Saved entries:
————

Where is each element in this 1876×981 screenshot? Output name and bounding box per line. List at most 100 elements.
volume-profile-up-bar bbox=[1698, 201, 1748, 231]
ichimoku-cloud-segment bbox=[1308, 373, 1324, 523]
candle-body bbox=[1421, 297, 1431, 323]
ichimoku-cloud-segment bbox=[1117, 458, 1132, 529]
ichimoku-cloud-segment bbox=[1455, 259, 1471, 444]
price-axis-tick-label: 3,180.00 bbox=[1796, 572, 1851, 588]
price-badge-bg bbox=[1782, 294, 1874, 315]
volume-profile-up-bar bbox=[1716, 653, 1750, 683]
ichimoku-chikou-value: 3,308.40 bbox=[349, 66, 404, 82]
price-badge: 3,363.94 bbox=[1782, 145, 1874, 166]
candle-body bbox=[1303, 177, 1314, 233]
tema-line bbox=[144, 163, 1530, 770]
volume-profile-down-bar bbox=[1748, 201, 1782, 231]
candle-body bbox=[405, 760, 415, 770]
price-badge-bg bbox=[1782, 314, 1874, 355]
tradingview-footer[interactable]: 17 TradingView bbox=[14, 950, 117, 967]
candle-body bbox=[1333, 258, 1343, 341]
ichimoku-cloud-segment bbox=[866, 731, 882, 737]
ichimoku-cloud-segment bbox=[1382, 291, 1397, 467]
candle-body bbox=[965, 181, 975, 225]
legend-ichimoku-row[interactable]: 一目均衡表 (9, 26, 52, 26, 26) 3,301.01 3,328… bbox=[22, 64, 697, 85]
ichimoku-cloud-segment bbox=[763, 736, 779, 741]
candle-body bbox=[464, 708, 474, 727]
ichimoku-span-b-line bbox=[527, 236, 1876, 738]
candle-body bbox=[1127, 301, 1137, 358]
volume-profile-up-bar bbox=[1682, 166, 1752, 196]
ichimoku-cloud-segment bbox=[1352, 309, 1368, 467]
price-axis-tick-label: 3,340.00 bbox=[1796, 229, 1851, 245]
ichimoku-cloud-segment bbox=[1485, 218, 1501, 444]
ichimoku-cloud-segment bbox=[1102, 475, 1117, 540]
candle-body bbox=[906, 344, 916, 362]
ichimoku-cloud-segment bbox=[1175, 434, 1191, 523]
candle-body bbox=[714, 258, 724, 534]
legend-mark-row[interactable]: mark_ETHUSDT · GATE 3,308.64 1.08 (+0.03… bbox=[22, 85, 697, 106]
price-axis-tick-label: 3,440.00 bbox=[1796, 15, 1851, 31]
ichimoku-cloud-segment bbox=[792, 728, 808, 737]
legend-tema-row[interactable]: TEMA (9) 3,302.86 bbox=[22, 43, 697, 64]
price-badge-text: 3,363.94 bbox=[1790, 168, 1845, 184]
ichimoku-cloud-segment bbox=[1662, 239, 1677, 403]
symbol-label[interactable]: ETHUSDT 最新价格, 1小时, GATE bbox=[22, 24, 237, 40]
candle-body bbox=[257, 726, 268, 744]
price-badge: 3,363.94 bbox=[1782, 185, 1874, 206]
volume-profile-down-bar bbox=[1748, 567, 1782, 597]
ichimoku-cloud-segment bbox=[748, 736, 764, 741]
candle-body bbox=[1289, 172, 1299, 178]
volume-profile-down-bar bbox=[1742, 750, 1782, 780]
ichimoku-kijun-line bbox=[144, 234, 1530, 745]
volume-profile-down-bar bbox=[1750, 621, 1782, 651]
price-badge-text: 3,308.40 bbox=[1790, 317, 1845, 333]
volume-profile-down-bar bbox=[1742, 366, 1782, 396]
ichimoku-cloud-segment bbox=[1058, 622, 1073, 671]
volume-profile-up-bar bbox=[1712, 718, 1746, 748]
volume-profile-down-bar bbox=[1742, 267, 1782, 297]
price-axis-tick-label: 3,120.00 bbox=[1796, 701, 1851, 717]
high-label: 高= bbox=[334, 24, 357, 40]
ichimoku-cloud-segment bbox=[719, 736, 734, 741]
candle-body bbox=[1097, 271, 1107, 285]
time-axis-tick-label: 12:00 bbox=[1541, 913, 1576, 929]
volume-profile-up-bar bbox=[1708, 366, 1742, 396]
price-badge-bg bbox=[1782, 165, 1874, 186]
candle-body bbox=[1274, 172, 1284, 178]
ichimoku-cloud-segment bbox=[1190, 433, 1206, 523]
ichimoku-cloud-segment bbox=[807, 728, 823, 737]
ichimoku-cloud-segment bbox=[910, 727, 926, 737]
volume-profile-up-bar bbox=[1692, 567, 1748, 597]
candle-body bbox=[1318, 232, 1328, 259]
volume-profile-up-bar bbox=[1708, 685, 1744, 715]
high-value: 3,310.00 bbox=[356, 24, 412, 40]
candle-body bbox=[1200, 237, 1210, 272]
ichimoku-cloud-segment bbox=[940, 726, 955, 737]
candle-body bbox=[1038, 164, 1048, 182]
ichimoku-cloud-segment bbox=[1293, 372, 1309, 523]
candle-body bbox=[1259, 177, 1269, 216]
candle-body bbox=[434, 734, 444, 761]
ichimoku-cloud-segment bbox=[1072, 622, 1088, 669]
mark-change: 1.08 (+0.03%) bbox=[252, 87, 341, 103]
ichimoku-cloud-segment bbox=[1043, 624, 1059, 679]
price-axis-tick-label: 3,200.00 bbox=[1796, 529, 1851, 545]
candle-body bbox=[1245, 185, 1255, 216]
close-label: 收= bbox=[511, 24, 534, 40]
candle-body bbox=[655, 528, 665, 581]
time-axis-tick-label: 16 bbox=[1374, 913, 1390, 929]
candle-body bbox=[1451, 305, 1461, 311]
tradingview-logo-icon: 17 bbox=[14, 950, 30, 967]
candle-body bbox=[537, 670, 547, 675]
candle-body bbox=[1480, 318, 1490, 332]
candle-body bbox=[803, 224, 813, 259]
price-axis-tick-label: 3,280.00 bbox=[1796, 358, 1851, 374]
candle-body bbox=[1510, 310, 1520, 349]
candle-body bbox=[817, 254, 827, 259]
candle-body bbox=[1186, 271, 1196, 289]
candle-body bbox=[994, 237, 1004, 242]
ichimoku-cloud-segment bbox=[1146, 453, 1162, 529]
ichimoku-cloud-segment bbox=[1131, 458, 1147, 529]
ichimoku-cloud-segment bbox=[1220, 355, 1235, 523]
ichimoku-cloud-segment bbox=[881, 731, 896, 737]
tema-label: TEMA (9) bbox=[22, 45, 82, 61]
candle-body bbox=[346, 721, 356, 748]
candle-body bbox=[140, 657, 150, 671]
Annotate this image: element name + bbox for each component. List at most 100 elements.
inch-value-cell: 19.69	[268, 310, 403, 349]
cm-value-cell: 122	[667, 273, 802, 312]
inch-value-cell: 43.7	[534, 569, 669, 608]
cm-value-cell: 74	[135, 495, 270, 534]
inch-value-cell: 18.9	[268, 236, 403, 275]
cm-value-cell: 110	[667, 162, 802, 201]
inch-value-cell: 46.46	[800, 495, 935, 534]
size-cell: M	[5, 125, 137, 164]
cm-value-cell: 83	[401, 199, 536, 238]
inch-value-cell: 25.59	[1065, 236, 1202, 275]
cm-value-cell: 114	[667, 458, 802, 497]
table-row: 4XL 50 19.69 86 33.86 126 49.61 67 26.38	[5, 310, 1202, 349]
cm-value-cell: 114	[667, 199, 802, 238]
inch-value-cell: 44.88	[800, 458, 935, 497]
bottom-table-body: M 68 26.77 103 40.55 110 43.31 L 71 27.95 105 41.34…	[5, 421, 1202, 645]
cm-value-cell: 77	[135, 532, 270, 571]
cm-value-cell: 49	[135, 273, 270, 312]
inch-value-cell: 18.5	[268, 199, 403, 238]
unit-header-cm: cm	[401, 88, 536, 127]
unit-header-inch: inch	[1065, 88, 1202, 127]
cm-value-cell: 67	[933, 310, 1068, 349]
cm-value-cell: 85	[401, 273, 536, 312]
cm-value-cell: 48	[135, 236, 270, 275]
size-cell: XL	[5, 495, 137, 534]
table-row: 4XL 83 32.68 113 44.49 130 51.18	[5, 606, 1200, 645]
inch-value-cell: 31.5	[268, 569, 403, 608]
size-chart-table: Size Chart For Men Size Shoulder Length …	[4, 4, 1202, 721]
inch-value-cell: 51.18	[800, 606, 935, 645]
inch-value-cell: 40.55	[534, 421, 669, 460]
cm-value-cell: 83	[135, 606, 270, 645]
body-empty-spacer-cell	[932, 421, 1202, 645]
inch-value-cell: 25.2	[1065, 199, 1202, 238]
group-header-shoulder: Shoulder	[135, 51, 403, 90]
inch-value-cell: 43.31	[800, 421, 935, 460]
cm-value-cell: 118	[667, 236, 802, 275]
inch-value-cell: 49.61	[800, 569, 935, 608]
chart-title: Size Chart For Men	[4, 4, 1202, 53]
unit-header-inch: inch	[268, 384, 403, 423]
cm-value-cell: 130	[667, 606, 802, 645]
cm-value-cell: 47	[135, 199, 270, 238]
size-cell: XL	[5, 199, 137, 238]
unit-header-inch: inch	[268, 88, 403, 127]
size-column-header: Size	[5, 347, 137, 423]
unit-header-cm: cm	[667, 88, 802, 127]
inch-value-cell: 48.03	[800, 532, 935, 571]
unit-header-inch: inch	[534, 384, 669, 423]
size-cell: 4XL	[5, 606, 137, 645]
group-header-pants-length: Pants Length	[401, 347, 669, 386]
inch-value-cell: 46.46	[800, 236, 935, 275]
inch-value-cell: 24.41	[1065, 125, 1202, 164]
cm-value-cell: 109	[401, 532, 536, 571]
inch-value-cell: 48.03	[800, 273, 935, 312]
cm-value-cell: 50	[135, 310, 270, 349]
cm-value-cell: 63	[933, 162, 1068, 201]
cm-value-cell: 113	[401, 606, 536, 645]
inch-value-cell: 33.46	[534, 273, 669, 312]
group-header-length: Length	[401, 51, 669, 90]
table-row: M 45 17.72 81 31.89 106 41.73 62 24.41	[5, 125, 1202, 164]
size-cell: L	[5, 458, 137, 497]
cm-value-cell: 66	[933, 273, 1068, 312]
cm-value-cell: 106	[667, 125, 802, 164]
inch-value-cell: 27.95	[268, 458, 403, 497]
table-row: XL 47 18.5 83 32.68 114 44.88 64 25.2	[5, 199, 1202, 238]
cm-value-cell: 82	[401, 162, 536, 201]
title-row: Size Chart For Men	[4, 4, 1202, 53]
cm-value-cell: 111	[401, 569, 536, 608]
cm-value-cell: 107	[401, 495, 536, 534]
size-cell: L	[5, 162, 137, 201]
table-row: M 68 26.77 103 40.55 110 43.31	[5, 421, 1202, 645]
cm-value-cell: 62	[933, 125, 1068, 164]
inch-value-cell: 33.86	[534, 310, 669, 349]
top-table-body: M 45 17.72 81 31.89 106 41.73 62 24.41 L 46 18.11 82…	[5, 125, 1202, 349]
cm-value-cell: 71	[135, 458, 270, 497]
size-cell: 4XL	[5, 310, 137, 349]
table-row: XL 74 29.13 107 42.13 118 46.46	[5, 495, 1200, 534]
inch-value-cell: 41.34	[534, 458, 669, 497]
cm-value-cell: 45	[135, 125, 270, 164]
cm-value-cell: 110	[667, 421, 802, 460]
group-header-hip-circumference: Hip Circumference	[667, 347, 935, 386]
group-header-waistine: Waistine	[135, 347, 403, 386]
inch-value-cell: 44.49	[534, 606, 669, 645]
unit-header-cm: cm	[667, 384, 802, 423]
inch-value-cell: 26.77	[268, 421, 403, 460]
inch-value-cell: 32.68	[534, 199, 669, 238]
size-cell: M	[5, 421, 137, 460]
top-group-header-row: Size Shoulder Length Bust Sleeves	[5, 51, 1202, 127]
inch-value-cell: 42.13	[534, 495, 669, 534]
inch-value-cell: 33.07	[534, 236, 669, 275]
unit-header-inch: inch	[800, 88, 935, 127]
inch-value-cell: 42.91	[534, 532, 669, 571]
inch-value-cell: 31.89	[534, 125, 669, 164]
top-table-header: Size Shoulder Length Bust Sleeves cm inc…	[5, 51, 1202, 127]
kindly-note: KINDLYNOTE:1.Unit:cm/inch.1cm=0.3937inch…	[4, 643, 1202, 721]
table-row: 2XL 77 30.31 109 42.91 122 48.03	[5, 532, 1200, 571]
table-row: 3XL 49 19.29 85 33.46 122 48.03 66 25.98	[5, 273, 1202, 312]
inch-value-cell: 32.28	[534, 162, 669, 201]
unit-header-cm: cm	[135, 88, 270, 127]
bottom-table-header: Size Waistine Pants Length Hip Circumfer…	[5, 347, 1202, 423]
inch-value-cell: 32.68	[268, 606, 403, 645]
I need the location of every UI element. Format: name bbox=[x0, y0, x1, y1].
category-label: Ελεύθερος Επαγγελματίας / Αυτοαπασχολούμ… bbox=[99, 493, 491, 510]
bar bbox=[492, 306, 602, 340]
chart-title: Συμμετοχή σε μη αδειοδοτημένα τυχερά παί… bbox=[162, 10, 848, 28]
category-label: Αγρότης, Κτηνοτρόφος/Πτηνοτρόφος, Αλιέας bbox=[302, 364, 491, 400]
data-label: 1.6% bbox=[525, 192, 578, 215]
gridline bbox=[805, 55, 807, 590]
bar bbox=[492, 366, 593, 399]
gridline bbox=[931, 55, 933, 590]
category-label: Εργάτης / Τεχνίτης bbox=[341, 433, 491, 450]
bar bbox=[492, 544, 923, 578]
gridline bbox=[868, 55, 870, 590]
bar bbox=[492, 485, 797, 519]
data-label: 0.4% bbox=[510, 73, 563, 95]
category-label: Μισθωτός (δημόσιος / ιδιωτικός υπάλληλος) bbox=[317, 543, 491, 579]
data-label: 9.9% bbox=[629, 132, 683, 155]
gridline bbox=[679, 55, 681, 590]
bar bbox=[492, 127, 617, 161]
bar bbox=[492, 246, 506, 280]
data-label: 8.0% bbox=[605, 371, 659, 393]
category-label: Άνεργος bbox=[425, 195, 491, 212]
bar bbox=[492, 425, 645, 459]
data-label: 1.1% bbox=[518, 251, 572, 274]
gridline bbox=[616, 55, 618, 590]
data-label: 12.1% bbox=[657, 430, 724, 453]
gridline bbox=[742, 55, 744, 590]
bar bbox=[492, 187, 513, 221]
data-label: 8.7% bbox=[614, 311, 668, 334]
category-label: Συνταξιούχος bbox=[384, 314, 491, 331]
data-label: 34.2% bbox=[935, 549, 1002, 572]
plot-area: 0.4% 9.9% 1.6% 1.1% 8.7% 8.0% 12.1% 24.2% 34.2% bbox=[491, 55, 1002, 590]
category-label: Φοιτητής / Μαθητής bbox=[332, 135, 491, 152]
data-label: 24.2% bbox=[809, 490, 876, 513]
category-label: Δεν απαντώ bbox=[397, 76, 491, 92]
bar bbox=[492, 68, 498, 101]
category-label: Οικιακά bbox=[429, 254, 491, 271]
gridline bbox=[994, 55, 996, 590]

————

Replace "candle-body" with "candlestick-body" in the material from its first line through the line containing "ichimoku-cloud-segment bbox=[1175, 434, 1191, 523]". Return those lines with nothing else changed.

• Written response:
Where is each element in this 1876×981 screenshot? Output name and bounding box per line. List at most 100 elements.
volume-profile-up-bar bbox=[1698, 201, 1748, 231]
ichimoku-cloud-segment bbox=[1308, 373, 1324, 523]
candlestick-body bbox=[1421, 297, 1431, 323]
ichimoku-cloud-segment bbox=[1117, 458, 1132, 529]
ichimoku-cloud-segment bbox=[1455, 259, 1471, 444]
price-axis-tick-label: 3,180.00 bbox=[1796, 572, 1851, 588]
price-badge-bg bbox=[1782, 294, 1874, 315]
volume-profile-up-bar bbox=[1716, 653, 1750, 683]
ichimoku-chikou-value: 3,308.40 bbox=[349, 66, 404, 82]
price-badge: 3,363.94 bbox=[1782, 145, 1874, 166]
candlestick-body bbox=[1303, 177, 1314, 233]
tema-line bbox=[144, 163, 1530, 770]
volume-profile-down-bar bbox=[1748, 201, 1782, 231]
candlestick-body bbox=[405, 760, 415, 770]
price-badge-bg bbox=[1782, 314, 1874, 355]
tradingview-footer[interactable]: 17 TradingView bbox=[14, 950, 117, 967]
candlestick-body bbox=[1333, 258, 1343, 341]
ichimoku-cloud-segment bbox=[866, 731, 882, 737]
ichimoku-cloud-segment bbox=[1382, 291, 1397, 467]
candlestick-body bbox=[965, 181, 975, 225]
legend-ichimoku-row[interactable]: 一目均衡表 (9, 26, 52, 26, 26) 3,301.01 3,328… bbox=[22, 64, 697, 85]
ichimoku-cloud-segment bbox=[763, 736, 779, 741]
candlestick-body bbox=[464, 708, 474, 727]
ichimoku-span-b-line bbox=[527, 236, 1876, 738]
candlestick-body bbox=[1127, 301, 1137, 358]
volume-profile-up-bar bbox=[1682, 166, 1752, 196]
ichimoku-cloud-segment bbox=[1352, 309, 1368, 467]
price-axis-tick-label: 3,340.00 bbox=[1796, 229, 1851, 245]
ichimoku-cloud-segment bbox=[1485, 218, 1501, 444]
ichimoku-cloud-segment bbox=[1102, 475, 1117, 540]
candlestick-body bbox=[906, 344, 916, 362]
ichimoku-cloud-segment bbox=[1175, 434, 1191, 523]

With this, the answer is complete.